# PROBLEM DESCRIPTION:
Wherever the string "within" appears, copy the whole line.

Stored entries:
_ _ _ _ _ _ _
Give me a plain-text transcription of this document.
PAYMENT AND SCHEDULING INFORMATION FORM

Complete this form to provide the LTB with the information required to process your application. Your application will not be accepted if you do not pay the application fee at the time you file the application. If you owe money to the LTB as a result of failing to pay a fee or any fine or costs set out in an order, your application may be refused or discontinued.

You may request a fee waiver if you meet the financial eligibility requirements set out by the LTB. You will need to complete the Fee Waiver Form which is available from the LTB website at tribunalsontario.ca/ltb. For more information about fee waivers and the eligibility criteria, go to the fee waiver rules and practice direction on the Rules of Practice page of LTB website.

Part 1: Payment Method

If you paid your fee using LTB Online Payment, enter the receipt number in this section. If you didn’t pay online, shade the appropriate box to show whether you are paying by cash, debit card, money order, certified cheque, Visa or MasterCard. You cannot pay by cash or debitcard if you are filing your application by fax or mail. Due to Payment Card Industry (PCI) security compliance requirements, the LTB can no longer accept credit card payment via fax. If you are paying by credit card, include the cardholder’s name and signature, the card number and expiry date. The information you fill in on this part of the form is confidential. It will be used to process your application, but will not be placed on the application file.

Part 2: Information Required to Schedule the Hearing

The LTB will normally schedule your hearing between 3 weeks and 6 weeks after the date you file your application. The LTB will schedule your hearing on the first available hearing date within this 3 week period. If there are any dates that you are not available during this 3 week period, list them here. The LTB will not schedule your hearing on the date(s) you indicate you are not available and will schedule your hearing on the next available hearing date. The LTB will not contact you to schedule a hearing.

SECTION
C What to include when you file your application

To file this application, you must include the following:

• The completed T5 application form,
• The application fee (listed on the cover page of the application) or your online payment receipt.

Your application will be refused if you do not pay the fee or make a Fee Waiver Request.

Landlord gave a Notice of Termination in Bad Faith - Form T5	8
_ _ _ _ _ _ _
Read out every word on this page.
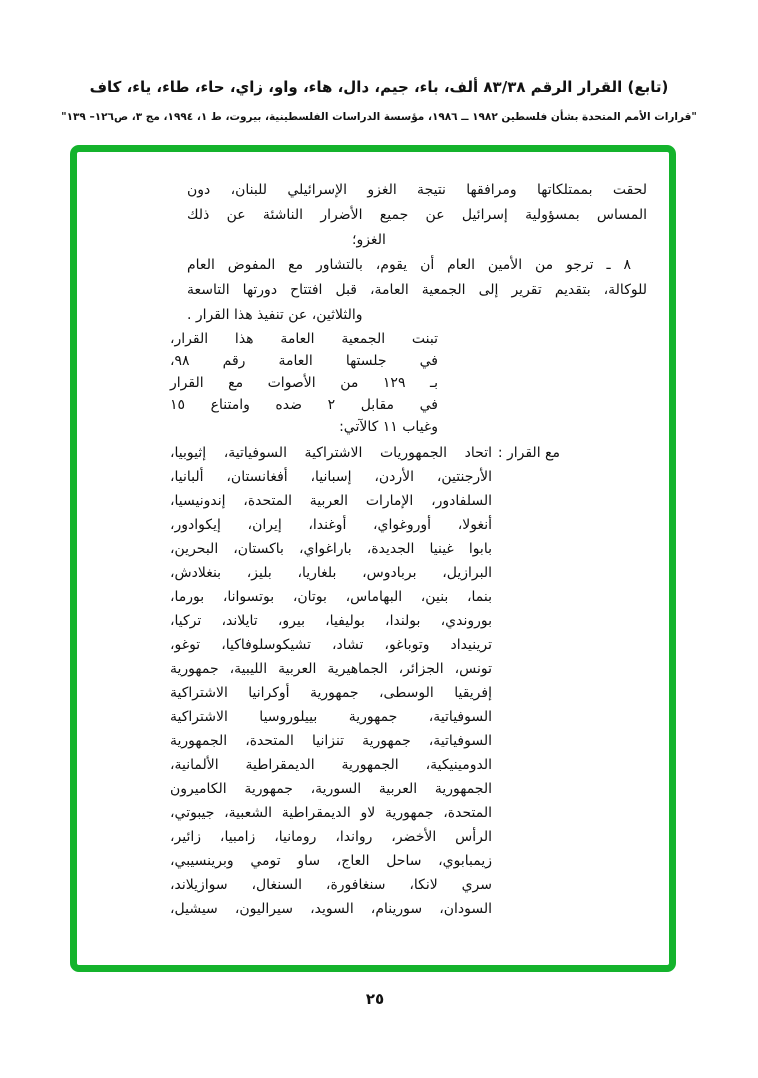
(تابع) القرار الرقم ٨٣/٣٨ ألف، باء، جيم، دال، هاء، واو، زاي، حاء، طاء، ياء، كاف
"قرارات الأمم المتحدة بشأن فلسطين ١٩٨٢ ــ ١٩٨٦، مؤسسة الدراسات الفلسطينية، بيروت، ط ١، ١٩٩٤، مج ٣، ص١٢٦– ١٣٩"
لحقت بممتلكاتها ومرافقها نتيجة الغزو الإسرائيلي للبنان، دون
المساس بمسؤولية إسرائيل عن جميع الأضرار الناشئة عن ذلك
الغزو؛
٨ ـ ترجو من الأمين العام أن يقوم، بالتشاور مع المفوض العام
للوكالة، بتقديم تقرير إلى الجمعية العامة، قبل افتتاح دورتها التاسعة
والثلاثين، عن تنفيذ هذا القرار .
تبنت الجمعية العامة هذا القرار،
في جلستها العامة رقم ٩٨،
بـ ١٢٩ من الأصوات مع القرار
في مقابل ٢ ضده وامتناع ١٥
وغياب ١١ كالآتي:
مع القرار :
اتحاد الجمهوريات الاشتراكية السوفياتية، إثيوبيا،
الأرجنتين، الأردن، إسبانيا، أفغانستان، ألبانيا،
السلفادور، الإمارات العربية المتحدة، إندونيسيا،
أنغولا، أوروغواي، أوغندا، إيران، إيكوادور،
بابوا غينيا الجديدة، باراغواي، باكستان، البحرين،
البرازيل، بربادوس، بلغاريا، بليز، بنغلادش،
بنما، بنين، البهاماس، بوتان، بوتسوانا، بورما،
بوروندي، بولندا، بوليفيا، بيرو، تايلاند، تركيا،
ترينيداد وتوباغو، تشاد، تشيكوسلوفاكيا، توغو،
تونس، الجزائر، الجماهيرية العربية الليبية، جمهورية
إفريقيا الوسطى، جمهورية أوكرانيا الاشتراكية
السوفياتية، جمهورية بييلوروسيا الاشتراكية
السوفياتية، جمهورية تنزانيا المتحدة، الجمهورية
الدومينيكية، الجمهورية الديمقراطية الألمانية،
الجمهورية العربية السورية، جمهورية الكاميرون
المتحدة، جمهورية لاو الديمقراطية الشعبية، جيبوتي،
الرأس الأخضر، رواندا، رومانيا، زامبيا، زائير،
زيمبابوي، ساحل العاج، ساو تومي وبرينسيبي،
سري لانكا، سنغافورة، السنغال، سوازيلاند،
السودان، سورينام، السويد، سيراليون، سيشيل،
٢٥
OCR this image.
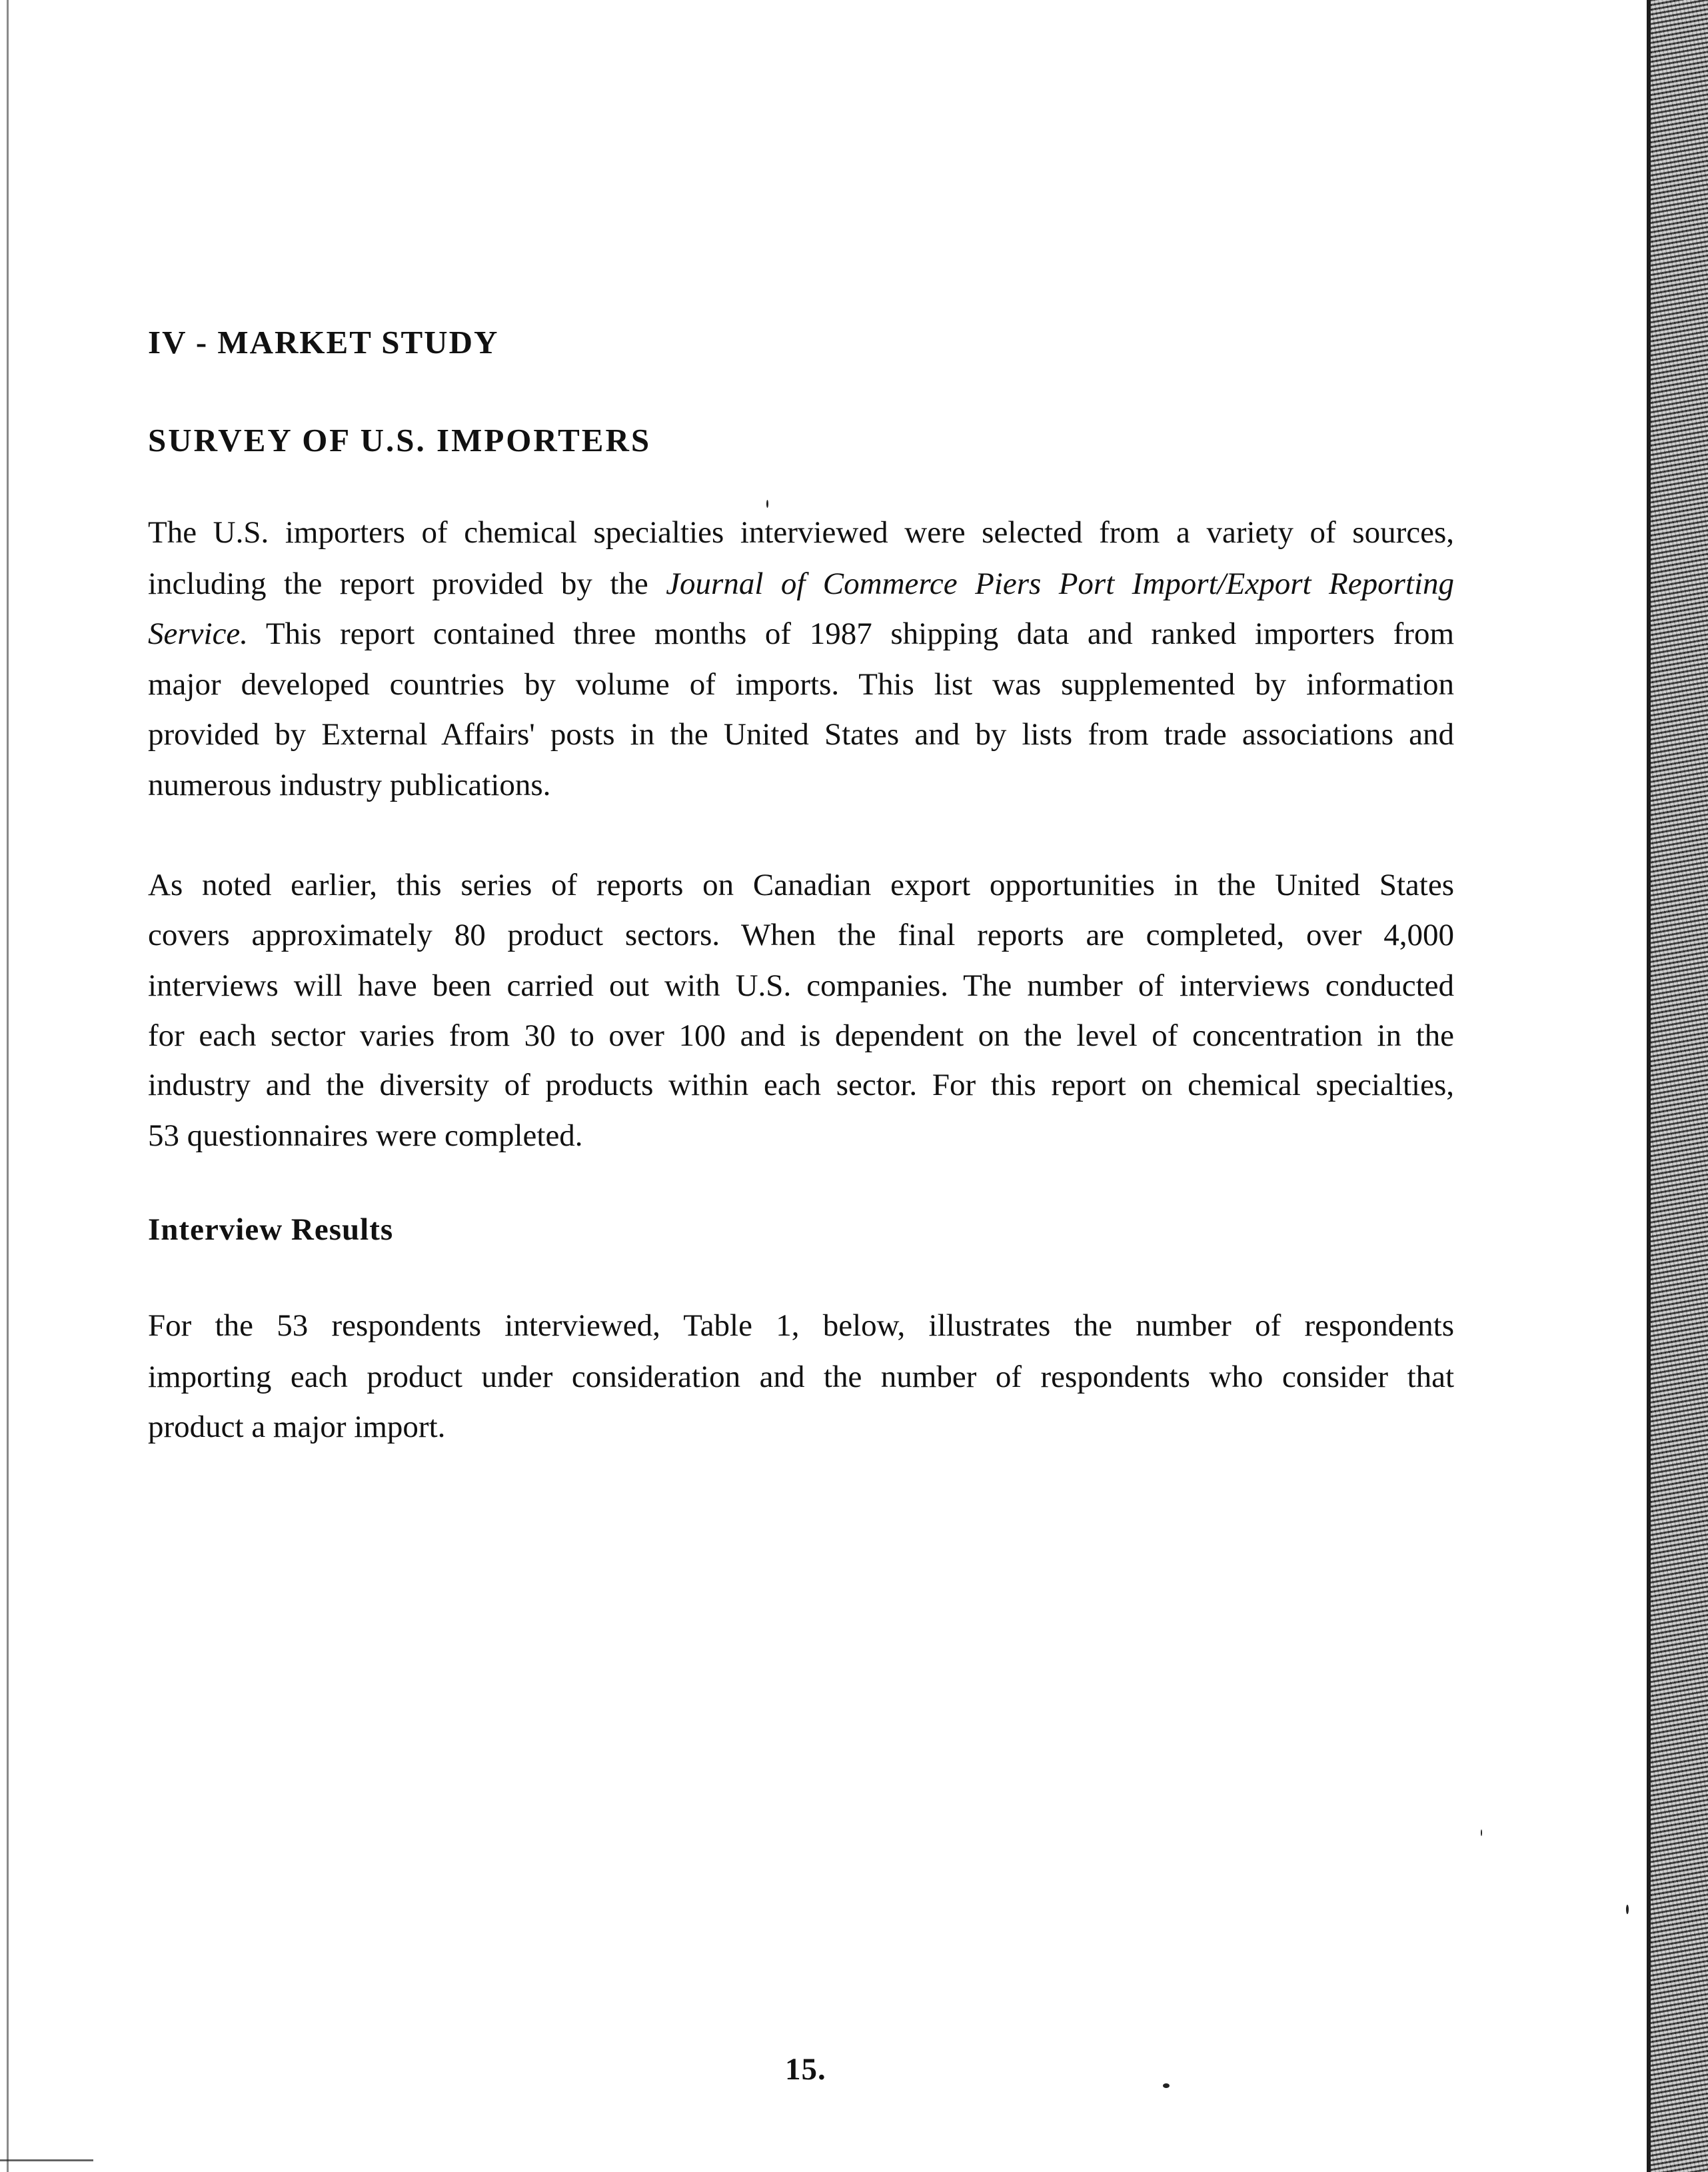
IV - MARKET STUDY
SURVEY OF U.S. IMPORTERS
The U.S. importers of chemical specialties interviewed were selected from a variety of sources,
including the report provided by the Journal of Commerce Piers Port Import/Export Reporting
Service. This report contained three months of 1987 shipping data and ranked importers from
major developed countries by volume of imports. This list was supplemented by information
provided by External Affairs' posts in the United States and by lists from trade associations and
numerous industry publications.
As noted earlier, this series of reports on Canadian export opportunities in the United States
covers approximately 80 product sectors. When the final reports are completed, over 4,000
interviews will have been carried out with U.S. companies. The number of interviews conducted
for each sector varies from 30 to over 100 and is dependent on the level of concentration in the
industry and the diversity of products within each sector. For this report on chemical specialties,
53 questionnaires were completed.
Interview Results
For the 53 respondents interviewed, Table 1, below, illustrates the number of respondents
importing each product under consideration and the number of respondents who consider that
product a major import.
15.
_ _ _ _ _ _ _
# FINISHED EXERCISE:
The LTB will normally schedule your hearing between 3 weeks and 6 weeks after the date you file your application. The LTB will schedule your hearing on the first available hearing date within this 3 week period. If there are any dates that you are not available during this 3 week period, list them here. The LTB will not schedule your hearing on the date(s) you indicate you are not available and will schedule your hearing on the next available hearing date. The LTB will not contact you to schedule a hearing.
industry and the diversity of products within each sector. For this report on chemical specialties,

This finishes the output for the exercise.